▶ Exercise requirements: Copy every line of the material below character for character, changing nothing.

(Stored entries)
>> START
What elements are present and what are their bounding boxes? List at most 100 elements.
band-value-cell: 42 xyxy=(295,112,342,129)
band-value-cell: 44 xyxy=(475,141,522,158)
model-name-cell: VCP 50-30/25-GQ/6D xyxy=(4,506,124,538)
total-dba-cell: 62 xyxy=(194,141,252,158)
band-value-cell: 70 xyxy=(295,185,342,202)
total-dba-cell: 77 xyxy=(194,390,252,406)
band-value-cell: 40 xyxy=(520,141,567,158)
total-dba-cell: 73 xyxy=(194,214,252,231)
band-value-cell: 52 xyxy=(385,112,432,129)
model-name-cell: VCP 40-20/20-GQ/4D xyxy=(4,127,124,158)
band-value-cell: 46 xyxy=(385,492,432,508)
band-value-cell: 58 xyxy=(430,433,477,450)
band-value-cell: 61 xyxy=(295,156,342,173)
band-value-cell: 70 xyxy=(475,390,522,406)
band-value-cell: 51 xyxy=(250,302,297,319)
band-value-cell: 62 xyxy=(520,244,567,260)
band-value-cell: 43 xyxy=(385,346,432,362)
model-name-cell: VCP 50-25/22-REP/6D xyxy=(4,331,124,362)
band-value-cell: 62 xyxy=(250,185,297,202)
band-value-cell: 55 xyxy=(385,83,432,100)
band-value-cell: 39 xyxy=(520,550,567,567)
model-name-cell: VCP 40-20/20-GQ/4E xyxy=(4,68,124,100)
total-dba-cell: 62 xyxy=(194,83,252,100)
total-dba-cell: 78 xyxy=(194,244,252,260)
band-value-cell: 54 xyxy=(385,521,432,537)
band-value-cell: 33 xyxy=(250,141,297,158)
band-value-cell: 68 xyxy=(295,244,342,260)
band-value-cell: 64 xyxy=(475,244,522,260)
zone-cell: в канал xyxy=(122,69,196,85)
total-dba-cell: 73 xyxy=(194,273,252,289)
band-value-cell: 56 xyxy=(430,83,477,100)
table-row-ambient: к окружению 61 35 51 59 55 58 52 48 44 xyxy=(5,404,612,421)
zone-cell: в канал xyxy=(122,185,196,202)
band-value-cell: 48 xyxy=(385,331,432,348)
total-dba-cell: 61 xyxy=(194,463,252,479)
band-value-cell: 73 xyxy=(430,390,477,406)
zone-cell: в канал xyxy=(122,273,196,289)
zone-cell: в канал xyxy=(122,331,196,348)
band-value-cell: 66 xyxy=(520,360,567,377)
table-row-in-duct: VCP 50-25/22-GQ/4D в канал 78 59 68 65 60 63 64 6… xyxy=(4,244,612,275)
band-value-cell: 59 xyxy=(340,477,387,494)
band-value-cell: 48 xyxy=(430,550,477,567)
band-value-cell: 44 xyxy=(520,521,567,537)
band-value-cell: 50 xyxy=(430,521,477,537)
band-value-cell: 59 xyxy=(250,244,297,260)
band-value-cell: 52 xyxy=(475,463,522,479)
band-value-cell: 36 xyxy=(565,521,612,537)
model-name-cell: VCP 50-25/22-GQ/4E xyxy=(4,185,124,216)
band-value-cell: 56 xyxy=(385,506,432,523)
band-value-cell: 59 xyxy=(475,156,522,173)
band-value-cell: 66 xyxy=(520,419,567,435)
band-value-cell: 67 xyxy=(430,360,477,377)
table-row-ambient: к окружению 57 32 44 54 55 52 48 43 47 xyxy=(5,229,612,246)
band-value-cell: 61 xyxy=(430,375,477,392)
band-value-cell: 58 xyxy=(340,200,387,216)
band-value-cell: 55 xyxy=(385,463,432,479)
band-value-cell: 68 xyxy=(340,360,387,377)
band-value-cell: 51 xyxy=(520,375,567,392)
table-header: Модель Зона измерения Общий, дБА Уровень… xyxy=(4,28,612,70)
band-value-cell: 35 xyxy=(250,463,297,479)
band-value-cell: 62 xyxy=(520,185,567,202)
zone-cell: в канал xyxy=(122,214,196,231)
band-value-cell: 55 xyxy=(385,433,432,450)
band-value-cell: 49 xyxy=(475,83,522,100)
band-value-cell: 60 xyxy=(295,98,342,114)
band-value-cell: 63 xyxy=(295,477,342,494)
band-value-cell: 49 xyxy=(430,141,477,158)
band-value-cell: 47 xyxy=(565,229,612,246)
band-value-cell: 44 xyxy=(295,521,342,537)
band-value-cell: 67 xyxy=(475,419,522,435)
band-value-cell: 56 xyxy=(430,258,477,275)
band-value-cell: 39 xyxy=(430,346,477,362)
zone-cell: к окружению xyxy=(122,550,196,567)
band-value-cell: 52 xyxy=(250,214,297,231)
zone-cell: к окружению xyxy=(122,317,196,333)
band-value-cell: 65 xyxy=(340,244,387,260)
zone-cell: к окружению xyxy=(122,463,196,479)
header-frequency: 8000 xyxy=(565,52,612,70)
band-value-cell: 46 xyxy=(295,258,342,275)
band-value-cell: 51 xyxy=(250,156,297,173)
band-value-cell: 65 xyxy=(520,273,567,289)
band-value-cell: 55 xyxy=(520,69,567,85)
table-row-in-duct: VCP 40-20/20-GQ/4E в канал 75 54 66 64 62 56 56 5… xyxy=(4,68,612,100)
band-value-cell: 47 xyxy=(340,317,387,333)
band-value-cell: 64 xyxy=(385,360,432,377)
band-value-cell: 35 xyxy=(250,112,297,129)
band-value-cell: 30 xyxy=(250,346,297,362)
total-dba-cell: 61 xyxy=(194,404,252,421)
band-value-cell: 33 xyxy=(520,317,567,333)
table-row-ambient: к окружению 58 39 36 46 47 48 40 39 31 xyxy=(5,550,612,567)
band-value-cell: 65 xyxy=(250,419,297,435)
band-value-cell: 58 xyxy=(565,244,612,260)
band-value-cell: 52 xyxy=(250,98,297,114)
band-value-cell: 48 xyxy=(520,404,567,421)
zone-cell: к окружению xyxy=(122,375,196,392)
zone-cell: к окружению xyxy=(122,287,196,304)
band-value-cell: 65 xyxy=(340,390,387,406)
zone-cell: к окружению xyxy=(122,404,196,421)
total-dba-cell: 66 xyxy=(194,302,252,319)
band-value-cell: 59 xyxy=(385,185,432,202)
>> END
▶ Result for this exercise:
What elements are present and what are their bounding boxes? List at most 100 elements.
band-value-cell: 42 xyxy=(295,112,342,129)
band-value-cell: 44 xyxy=(475,141,522,158)
model-name-cell: VCP 50-30/25-GQ/6D xyxy=(4,506,124,538)
total-dba-cell: 62 xyxy=(194,141,252,158)
band-value-cell: 70 xyxy=(295,185,342,202)
total-dba-cell: 77 xyxy=(194,390,252,406)
band-value-cell: 40 xyxy=(520,141,567,158)
total-dba-cell: 73 xyxy=(194,214,252,231)
band-value-cell: 52 xyxy=(385,112,432,129)
model-name-cell: VCP 40-20/20-GQ/4D xyxy=(4,127,124,158)
band-value-cell: 46 xyxy=(385,492,432,508)
band-value-cell: 58 xyxy=(430,433,477,450)
band-value-cell: 61 xyxy=(295,156,342,173)
band-value-cell: 70 xyxy=(475,390,522,406)
band-value-cell: 51 xyxy=(250,302,297,319)
band-value-cell: 62 xyxy=(520,244,567,260)
band-value-cell: 43 xyxy=(385,346,432,362)
model-name-cell: VCP 50-25/22-REP/6D xyxy=(4,331,124,362)
band-value-cell: 62 xyxy=(250,185,297,202)
band-value-cell: 55 xyxy=(385,83,432,100)
band-value-cell: 39 xyxy=(520,550,567,567)
model-name-cell: VCP 40-20/20-GQ/4E xyxy=(4,68,124,100)
total-dba-cell: 62 xyxy=(194,83,252,100)
total-dba-cell: 78 xyxy=(194,244,252,260)
band-value-cell: 54 xyxy=(385,521,432,537)
band-value-cell: 33 xyxy=(250,141,297,158)
band-value-cell: 68 xyxy=(295,244,342,260)
band-value-cell: 64 xyxy=(475,244,522,260)
zone-cell: в канал xyxy=(122,69,196,85)
total-dba-cell: 73 xyxy=(194,273,252,289)
band-value-cell: 56 xyxy=(430,83,477,100)
table-row-ambient: к окружению 61 35 51 59 55 58 52 48 44 xyxy=(5,404,612,421)
zone-cell: в канал xyxy=(122,185,196,202)
band-value-cell: 48 xyxy=(385,331,432,348)
total-dba-cell: 61 xyxy=(194,463,252,479)
band-value-cell: 73 xyxy=(430,390,477,406)
zone-cell: в канал xyxy=(122,273,196,289)
zone-cell: в канал xyxy=(122,331,196,348)
band-value-cell: 66 xyxy=(520,360,567,377)
table-row-in-duct: VCP 50-25/22-GQ/4D в канал 78 59 68 65 60 63 64 6… xyxy=(4,244,612,275)
band-value-cell: 59 xyxy=(340,477,387,494)
band-value-cell: 48 xyxy=(430,550,477,567)
band-value-cell: 44 xyxy=(520,521,567,537)
band-value-cell: 50 xyxy=(430,521,477,537)
band-value-cell: 59 xyxy=(250,244,297,260)
band-value-cell: 52 xyxy=(475,463,522,479)
band-value-cell: 36 xyxy=(565,521,612,537)
model-name-cell: VCP 50-25/22-GQ/4E xyxy=(4,185,124,216)
band-value-cell: 56 xyxy=(385,506,432,523)
band-value-cell: 59 xyxy=(475,156,522,173)
band-value-cell: 66 xyxy=(520,419,567,435)
band-value-cell: 67 xyxy=(430,360,477,377)
table-row-ambient: к окружению 57 32 44 54 55 52 48 43 47 xyxy=(5,229,612,246)
band-value-cell: 61 xyxy=(430,375,477,392)
band-value-cell: 58 xyxy=(340,200,387,216)
band-value-cell: 55 xyxy=(385,463,432,479)
band-value-cell: 68 xyxy=(340,360,387,377)
band-value-cell: 51 xyxy=(520,375,567,392)
table-header: Модель Зона измерения Общий, дБА Уровень… xyxy=(4,28,612,70)
band-value-cell: 35 xyxy=(250,463,297,479)
band-value-cell: 62 xyxy=(520,185,567,202)
zone-cell: в канал xyxy=(122,214,196,231)
band-value-cell: 55 xyxy=(385,433,432,450)
band-value-cell: 49 xyxy=(475,83,522,100)
band-value-cell: 60 xyxy=(295,98,342,114)
band-value-cell: 63 xyxy=(295,477,342,494)
band-value-cell: 49 xyxy=(430,141,477,158)
band-value-cell: 47 xyxy=(565,229,612,246)
band-value-cell: 44 xyxy=(295,521,342,537)
band-value-cell: 67 xyxy=(475,419,522,435)
band-value-cell: 56 xyxy=(430,258,477,275)
band-value-cell: 39 xyxy=(430,346,477,362)
zone-cell: к окружению xyxy=(122,550,196,567)
band-value-cell: 52 xyxy=(250,214,297,231)
zone-cell: к окружению xyxy=(122,317,196,333)
band-value-cell: 65 xyxy=(340,244,387,260)
zone-cell: к окружению xyxy=(122,463,196,479)
header-frequency: 8000 xyxy=(565,52,612,70)
band-value-cell: 46 xyxy=(295,258,342,275)
band-value-cell: 51 xyxy=(250,156,297,173)
band-value-cell: 65 xyxy=(520,273,567,289)
band-value-cell: 55 xyxy=(520,69,567,85)
table-row-in-duct: VCP 40-20/20-GQ/4E в канал 75 54 66 64 62 56 56 5… xyxy=(4,68,612,100)
band-value-cell: 47 xyxy=(340,317,387,333)
band-value-cell: 64 xyxy=(385,360,432,377)
band-value-cell: 35 xyxy=(250,112,297,129)
band-value-cell: 30 xyxy=(250,346,297,362)
total-dba-cell: 61 xyxy=(194,404,252,421)
band-value-cell: 33 xyxy=(520,317,567,333)
table-row-ambient: к окружению 58 39 36 46 47 48 40 39 31 xyxy=(5,550,612,567)
band-value-cell: 65 xyxy=(250,419,297,435)
band-value-cell: 58 xyxy=(565,244,612,260)
band-value-cell: 52 xyxy=(250,98,297,114)
band-value-cell: 48 xyxy=(520,404,567,421)
zone-cell: к окружению xyxy=(122,375,196,392)
zone-cell: к окружению xyxy=(122,287,196,304)
band-value-cell: 65 xyxy=(340,390,387,406)
zone-cell: к окружению xyxy=(122,404,196,421)
total-dba-cell: 66 xyxy=(194,302,252,319)
band-value-cell: 59 xyxy=(385,185,432,202)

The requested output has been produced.